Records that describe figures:
━━━━

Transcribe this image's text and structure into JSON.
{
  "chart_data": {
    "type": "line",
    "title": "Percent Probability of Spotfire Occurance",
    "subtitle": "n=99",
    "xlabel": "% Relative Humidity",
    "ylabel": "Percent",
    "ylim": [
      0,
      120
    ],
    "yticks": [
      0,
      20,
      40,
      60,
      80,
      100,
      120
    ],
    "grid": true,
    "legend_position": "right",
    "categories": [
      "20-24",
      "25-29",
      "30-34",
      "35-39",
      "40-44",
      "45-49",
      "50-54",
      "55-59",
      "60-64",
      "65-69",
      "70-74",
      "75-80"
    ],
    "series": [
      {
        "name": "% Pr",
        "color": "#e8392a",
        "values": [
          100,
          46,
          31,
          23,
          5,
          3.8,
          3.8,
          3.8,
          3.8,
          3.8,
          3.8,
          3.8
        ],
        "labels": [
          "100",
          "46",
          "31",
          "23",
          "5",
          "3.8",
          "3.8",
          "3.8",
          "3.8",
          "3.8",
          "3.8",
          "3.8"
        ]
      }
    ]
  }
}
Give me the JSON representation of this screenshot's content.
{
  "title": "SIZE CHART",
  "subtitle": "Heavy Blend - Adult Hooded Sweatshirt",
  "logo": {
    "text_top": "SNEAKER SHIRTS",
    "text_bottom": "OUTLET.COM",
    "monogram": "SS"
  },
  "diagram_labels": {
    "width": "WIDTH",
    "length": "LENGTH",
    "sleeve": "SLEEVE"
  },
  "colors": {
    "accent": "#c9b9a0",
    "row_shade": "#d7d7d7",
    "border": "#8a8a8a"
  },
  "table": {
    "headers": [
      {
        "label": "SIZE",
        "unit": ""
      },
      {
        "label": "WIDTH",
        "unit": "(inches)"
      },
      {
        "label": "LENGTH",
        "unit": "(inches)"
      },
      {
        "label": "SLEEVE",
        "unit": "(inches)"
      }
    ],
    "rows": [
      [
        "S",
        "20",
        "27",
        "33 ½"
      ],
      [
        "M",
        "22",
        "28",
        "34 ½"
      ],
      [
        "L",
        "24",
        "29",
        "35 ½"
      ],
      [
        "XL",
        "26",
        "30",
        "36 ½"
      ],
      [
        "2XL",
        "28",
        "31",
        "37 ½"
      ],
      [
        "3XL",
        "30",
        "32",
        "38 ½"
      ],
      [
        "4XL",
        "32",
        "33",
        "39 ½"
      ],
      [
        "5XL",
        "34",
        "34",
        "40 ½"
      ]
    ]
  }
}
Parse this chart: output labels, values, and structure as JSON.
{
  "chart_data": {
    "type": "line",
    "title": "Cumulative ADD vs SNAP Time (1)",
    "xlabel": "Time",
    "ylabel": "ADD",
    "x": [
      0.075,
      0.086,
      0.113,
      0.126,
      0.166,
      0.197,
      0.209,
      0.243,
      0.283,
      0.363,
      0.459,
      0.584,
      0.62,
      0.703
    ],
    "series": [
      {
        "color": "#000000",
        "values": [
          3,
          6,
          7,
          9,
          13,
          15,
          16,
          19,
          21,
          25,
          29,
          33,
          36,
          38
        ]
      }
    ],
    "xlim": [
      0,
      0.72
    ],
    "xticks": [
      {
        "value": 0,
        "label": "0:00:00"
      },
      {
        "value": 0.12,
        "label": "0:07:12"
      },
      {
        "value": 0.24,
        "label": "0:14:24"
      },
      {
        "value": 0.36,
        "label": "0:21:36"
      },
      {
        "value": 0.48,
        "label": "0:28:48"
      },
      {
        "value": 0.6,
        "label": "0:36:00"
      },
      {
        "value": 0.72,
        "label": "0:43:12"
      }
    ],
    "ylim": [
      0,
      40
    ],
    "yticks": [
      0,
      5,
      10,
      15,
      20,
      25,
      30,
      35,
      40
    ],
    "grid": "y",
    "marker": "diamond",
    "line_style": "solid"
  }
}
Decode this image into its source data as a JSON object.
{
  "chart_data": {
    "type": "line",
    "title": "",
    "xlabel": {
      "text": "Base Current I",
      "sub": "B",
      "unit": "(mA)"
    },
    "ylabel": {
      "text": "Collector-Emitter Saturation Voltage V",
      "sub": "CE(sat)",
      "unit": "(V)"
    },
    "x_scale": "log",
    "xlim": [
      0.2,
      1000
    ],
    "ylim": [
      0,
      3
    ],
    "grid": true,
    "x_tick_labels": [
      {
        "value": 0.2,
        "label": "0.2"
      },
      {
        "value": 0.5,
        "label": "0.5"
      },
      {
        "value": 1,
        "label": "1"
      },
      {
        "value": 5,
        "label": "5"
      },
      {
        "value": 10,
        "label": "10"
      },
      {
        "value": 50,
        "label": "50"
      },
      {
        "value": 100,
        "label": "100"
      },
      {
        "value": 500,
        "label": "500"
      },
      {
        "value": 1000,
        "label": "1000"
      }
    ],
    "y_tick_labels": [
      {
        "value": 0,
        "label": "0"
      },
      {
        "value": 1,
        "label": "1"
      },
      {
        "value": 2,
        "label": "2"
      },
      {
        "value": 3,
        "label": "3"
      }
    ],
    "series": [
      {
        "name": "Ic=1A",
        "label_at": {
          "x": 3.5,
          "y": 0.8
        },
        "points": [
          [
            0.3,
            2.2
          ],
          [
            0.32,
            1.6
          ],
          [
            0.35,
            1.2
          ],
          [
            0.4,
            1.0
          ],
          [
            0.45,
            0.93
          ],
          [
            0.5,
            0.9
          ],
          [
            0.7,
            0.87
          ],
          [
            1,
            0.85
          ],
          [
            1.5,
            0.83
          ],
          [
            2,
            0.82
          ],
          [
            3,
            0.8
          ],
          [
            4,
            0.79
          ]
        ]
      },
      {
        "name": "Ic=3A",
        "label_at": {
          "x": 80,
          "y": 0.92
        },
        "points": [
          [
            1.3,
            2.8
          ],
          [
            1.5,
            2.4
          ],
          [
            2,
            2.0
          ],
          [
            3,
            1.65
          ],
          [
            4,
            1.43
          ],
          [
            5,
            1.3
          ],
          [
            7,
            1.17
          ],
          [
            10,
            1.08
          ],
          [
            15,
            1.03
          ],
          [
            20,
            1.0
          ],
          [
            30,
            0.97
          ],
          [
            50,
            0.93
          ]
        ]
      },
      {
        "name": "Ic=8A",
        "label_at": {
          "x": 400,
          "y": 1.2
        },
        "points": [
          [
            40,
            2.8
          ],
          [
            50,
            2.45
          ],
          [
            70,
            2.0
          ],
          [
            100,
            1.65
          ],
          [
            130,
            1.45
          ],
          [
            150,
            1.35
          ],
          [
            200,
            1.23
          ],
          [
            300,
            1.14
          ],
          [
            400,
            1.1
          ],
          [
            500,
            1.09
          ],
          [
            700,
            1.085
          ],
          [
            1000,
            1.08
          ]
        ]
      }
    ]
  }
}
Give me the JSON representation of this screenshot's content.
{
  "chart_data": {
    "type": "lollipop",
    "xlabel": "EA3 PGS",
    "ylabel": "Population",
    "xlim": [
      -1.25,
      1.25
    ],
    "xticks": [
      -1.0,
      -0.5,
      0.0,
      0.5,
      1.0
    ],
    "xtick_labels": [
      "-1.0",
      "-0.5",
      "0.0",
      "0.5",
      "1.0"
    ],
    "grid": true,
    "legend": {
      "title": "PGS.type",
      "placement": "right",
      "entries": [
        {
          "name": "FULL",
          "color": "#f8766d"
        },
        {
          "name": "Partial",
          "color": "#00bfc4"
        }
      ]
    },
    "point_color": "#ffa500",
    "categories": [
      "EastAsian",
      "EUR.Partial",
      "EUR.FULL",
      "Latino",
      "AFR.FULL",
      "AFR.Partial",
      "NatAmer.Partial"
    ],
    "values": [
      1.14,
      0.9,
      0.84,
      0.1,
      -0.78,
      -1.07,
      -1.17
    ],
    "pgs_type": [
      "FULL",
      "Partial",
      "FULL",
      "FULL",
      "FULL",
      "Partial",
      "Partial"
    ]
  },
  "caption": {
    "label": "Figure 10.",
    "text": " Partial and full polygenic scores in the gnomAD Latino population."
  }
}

━━━━

▶ [The problem]
Find every line in the records above that holds the word "structure", and copy each one.

▶ [Correct response]
Transcribe this image's text and structure into JSON.
Parse this chart: output labels, values, and structure as JSON.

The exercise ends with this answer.